Required task
Return every line of the material exactly.

Data supplied
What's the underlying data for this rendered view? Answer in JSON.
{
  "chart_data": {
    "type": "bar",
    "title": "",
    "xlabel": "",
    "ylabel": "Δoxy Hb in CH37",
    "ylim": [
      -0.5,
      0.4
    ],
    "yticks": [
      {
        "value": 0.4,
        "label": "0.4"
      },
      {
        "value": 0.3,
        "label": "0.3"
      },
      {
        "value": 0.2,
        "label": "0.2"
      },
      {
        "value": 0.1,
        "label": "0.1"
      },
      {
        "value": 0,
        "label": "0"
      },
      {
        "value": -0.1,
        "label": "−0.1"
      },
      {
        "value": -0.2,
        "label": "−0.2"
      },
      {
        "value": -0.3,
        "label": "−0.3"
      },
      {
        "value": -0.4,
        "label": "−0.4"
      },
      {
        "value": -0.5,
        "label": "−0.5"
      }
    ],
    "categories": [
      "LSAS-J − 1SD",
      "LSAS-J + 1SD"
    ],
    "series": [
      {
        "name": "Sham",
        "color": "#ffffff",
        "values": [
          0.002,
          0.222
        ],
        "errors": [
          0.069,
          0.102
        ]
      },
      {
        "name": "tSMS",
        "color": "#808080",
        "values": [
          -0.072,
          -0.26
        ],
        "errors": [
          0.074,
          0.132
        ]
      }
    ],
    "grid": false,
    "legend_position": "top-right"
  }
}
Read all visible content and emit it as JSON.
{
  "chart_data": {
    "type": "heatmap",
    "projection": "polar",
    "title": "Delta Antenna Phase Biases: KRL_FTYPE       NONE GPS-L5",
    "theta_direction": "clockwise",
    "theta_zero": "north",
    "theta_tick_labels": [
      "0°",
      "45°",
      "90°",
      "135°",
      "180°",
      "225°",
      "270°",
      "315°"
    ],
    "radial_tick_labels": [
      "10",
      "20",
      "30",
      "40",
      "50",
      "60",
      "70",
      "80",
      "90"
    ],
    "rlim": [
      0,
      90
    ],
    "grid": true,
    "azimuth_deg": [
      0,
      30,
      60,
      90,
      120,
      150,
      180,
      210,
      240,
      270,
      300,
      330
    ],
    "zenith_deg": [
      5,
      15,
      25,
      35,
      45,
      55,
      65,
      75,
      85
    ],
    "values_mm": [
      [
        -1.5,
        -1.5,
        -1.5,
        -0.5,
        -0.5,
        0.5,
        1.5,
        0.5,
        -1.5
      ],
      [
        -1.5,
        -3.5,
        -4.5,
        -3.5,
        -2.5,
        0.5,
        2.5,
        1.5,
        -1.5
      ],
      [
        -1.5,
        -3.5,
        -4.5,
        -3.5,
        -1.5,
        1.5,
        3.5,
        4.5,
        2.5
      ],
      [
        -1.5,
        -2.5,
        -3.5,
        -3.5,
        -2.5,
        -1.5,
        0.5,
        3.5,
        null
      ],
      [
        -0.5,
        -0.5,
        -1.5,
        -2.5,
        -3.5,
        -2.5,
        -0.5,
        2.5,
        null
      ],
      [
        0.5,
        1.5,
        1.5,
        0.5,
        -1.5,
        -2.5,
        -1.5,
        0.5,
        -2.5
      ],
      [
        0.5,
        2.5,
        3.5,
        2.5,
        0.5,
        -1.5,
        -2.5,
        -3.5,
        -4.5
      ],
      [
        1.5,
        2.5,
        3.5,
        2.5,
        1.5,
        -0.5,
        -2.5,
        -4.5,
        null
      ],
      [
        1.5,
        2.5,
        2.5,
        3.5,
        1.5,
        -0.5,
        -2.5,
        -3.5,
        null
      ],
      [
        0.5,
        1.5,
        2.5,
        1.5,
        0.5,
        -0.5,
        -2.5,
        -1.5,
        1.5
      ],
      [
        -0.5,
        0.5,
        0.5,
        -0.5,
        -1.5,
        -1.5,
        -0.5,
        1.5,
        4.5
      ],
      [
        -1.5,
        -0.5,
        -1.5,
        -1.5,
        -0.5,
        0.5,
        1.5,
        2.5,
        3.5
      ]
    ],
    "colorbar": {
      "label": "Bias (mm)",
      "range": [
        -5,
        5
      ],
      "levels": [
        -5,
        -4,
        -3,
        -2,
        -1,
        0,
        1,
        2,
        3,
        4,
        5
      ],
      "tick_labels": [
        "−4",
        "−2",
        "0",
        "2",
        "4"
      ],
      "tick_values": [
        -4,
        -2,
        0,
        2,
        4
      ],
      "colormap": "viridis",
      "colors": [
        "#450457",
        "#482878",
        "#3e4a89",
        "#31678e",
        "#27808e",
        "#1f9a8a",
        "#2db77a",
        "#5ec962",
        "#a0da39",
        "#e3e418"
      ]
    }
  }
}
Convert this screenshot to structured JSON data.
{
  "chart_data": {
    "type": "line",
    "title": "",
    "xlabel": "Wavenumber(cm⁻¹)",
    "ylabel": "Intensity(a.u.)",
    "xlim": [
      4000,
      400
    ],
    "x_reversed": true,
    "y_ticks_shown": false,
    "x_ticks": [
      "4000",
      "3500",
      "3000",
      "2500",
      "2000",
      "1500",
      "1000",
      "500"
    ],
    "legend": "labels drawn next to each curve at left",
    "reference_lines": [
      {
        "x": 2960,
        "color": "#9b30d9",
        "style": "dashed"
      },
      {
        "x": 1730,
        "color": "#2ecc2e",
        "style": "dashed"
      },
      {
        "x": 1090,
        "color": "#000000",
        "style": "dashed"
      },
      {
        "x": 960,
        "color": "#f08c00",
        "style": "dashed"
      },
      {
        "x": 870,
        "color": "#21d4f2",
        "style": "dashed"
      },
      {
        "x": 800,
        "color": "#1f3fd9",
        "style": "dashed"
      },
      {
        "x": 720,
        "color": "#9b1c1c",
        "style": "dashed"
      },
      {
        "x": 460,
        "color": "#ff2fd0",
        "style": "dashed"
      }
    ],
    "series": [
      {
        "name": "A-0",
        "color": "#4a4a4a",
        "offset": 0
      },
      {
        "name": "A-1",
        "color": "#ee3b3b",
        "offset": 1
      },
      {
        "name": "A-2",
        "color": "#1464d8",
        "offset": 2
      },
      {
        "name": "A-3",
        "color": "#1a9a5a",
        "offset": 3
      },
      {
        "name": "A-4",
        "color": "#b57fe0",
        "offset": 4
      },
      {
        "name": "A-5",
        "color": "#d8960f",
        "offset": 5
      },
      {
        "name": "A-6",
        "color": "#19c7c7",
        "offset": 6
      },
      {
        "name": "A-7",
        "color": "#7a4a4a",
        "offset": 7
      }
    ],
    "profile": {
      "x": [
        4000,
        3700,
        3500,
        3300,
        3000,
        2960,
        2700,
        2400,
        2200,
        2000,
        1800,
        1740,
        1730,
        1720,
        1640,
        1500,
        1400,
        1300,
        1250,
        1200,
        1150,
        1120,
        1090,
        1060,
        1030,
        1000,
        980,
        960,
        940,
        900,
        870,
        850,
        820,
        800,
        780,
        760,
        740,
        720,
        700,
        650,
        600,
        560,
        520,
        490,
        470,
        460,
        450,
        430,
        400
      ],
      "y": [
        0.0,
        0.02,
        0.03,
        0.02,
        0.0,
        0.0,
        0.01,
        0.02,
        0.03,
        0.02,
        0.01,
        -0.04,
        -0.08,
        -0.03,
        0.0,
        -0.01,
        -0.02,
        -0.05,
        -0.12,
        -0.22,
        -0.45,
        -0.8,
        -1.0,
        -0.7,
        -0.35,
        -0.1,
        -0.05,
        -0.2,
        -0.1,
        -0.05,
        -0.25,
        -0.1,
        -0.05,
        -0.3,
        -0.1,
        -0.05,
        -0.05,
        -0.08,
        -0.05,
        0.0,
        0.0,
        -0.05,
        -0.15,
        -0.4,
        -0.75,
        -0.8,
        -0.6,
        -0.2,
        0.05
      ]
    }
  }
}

Task result
What's the underlying data for this rendered view? Answer in JSON.
{
  "chart_data": {
    "type": "bar",
    "title": "",
    "xlabel": "",
    "ylabel": "Δoxy Hb in CH37",
    "ylim": [
      -0.5,
      0.4
    ],
    "yticks": [
      {
        "value": 0.4,
        "label": "0.4"
      },
      {
        "value": 0.3,
        "label": "0.3"
      },
      {
        "value": 0.2,
        "label": "0.2"
      },
      {
        "value": 0.1,
        "label": "0.1"
      },
      {
        "value": 0,
        "label": "0"
      },
      {
        "value": -0.1,
        "label": "−0.1"
      },
      {
        "value": -0.2,
        "label": "−0.2"
      },
      {
        "value": -0.3,
        "label": "−0.3"
      },
      {
        "value": -0.4,
        "label": "−0.4"
      },
      {
        "value": -0.5,
        "label": "−0.5"
      }
    ],
    "categories": [
      "LSAS-J − 1SD",
      "LSAS-J + 1SD"
    ],
    "series": [
      {
        "name": "Sham",
        "color": "#ffffff",
        "values": [
          0.002,
          0.222
        ],
        "errors": [
          0.069,
          0.102
        ]
      },
      {
        "name": "tSMS",
        "color": "#808080",
        "values": [
          -0.072,
          -0.26
        ],
        "errors": [
          0.074,
          0.132
        ]
      }
    ],
    "grid": false,
    "legend_position": "top-right"
  }
}
Read all visible content and emit it as JSON.
{
  "chart_data": {
    "type": "heatmap",
    "projection": "polar",
    "title": "Delta Antenna Phase Biases: KRL_FTYPE       NONE GPS-L5",
    "theta_direction": "clockwise",
    "theta_zero": "north",
    "theta_tick_labels": [
      "0°",
      "45°",
      "90°",
      "135°",
      "180°",
      "225°",
      "270°",
      "315°"
    ],
    "radial_tick_labels": [
      "10",
      "20",
      "30",
      "40",
      "50",
      "60",
      "70",
      "80",
      "90"
    ],
    "rlim": [
      0,
      90
    ],
    "grid": true,
    "azimuth_deg": [
      0,
      30,
      60,
      90,
      120,
      150,
      180,
      210,
      240,
      270,
      300,
      330
    ],
    "zenith_deg": [
      5,
      15,
      25,
      35,
      45,
      55,
      65,
      75,
      85
    ],
    "values_mm": [
      [
        -1.5,
        -1.5,
        -1.5,
        -0.5,
        -0.5,
        0.5,
        1.5,
        0.5,
        -1.5
      ],
      [
        -1.5,
        -3.5,
        -4.5,
        -3.5,
        -2.5,
        0.5,
        2.5,
        1.5,
        -1.5
      ],
      [
        -1.5,
        -3.5,
        -4.5,
        -3.5,
        -1.5,
        1.5,
        3.5,
        4.5,
        2.5
      ],
      [
        -1.5,
        -2.5,
        -3.5,
        -3.5,
        -2.5,
        -1.5,
        0.5,
        3.5,
        null
      ],
      [
        -0.5,
        -0.5,
        -1.5,
        -2.5,
        -3.5,
        -2.5,
        -0.5,
        2.5,
        null
      ],
      [
        0.5,
        1.5,
        1.5,
        0.5,
        -1.5,
        -2.5,
        -1.5,
        0.5,
        -2.5
      ],
      [
        0.5,
        2.5,
        3.5,
        2.5,
        0.5,
        -1.5,
        -2.5,
        -3.5,
        -4.5
      ],
      [
        1.5,
        2.5,
        3.5,
        2.5,
        1.5,
        -0.5,
        -2.5,
        -4.5,
        null
      ],
      [
        1.5,
        2.5,
        2.5,
        3.5,
        1.5,
        -0.5,
        -2.5,
        -3.5,
        null
      ],
      [
        0.5,
        1.5,
        2.5,
        1.5,
        0.5,
        -0.5,
        -2.5,
        -1.5,
        1.5
      ],
      [
        -0.5,
        0.5,
        0.5,
        -0.5,
        -1.5,
        -1.5,
        -0.5,
        1.5,
        4.5
      ],
      [
        -1.5,
        -0.5,
        -1.5,
        -1.5,
        -0.5,
        0.5,
        1.5,
        2.5,
        3.5
      ]
    ],
    "colorbar": {
      "label": "Bias (mm)",
      "range": [
        -5,
        5
      ],
      "levels": [
        -5,
        -4,
        -3,
        -2,
        -1,
        0,
        1,
        2,
        3,
        4,
        5
      ],
      "tick_labels": [
        "−4",
        "−2",
        "0",
        "2",
        "4"
      ],
      "tick_values": [
        -4,
        -2,
        0,
        2,
        4
      ],
      "colormap": "viridis",
      "colors": [
        "#450457",
        "#482878",
        "#3e4a89",
        "#31678e",
        "#27808e",
        "#1f9a8a",
        "#2db77a",
        "#5ec962",
        "#a0da39",
        "#e3e418"
      ]
    }
  }
}
Convert this screenshot to structured JSON data.
{
  "chart_data": {
    "type": "line",
    "title": "",
    "xlabel": "Wavenumber(cm⁻¹)",
    "ylabel": "Intensity(a.u.)",
    "xlim": [
      4000,
      400
    ],
    "x_reversed": true,
    "y_ticks_shown": false,
    "x_ticks": [
      "4000",
      "3500",
      "3000",
      "2500",
      "2000",
      "1500",
      "1000",
      "500"
    ],
    "legend": "labels drawn next to each curve at left",
    "reference_lines": [
      {
        "x": 2960,
        "color": "#9b30d9",
        "style": "dashed"
      },
      {
        "x": 1730,
        "color": "#2ecc2e",
        "style": "dashed"
      },
      {
        "x": 1090,
        "color": "#000000",
        "style": "dashed"
      },
      {
        "x": 960,
        "color": "#f08c00",
        "style": "dashed"
      },
      {
        "x": 870,
        "color": "#21d4f2",
        "style": "dashed"
      },
      {
        "x": 800,
        "color": "#1f3fd9",
        "style": "dashed"
      },
      {
        "x": 720,
        "color": "#9b1c1c",
        "style": "dashed"
      },
      {
        "x": 460,
        "color": "#ff2fd0",
        "style": "dashed"
      }
    ],
    "series": [
      {
        "name": "A-0",
        "color": "#4a4a4a",
        "offset": 0
      },
      {
        "name": "A-1",
        "color": "#ee3b3b",
        "offset": 1
      },
      {
        "name": "A-2",
        "color": "#1464d8",
        "offset": 2
      },
      {
        "name": "A-3",
        "color": "#1a9a5a",
        "offset": 3
      },
      {
        "name": "A-4",
        "color": "#b57fe0",
        "offset": 4
      },
      {
        "name": "A-5",
        "color": "#d8960f",
        "offset": 5
      },
      {
        "name": "A-6",
        "color": "#19c7c7",
        "offset": 6
      },
      {
        "name": "A-7",
        "color": "#7a4a4a",
        "offset": 7
      }
    ],
    "profile": {
      "x": [
        4000,
        3700,
        3500,
        3300,
        3000,
        2960,
        2700,
        2400,
        2200,
        2000,
        1800,
        1740,
        1730,
        1720,
        1640,
        1500,
        1400,
        1300,
        1250,
        1200,
        1150,
        1120,
        1090,
        1060,
        1030,
        1000,
        980,
        960,
        940,
        900,
        870,
        850,
        820,
        800,
        780,
        760,
        740,
        720,
        700,
        650,
        600,
        560,
        520,
        490,
        470,
        460,
        450,
        430,
        400
      ],
      "y": [
        0.0,
        0.02,
        0.03,
        0.02,
        0.0,
        0.0,
        0.01,
        0.02,
        0.03,
        0.02,
        0.01,
        -0.04,
        -0.08,
        -0.03,
        0.0,
        -0.01,
        -0.02,
        -0.05,
        -0.12,
        -0.22,
        -0.45,
        -0.8,
        -1.0,
        -0.7,
        -0.35,
        -0.1,
        -0.05,
        -0.2,
        -0.1,
        -0.05,
        -0.25,
        -0.1,
        -0.05,
        -0.3,
        -0.1,
        -0.05,
        -0.05,
        -0.08,
        -0.05,
        0.0,
        0.0,
        -0.05,
        -0.15,
        -0.4,
        -0.75,
        -0.8,
        -0.6,
        -0.2,
        0.05
      ]
    }
  }
}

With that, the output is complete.